[Rows from a dataset]
## start

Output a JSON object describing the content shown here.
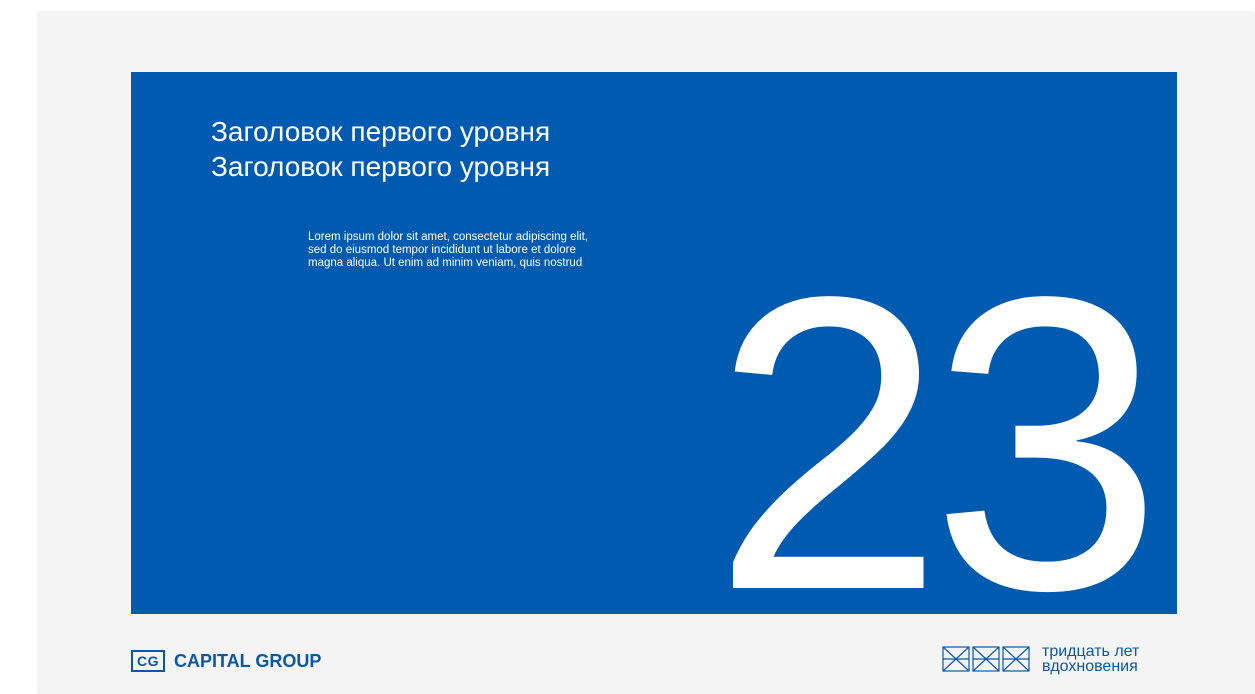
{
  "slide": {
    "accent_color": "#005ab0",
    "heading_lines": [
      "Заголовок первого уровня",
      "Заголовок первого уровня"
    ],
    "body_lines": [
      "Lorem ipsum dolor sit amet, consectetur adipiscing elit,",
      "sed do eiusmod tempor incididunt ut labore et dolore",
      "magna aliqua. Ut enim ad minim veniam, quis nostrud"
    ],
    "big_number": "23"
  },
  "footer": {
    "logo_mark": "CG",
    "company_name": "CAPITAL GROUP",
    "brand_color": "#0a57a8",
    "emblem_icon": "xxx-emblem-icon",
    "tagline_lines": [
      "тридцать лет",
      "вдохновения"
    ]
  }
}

## end

Exercise instructions. Write out the full listing verbatim, excluding its pictures.

Written response.
Output a JSON object describing the content shown here.
{
  "slide": {
    "accent_color": "#005ab0",
    "heading_lines": [
      "Заголовок первого уровня",
      "Заголовок первого уровня"
    ],
    "body_lines": [
      "Lorem ipsum dolor sit amet, consectetur adipiscing elit,",
      "sed do eiusmod tempor incididunt ut labore et dolore",
      "magna aliqua. Ut enim ad minim veniam, quis nostrud"
    ],
    "big_number": "23"
  },
  "footer": {
    "logo_mark": "CG",
    "company_name": "CAPITAL GROUP",
    "brand_color": "#0a57a8",
    "emblem_icon": "xxx-emblem-icon",
    "tagline_lines": [
      "тридцать лет",
      "вдохновения"
    ]
  }
}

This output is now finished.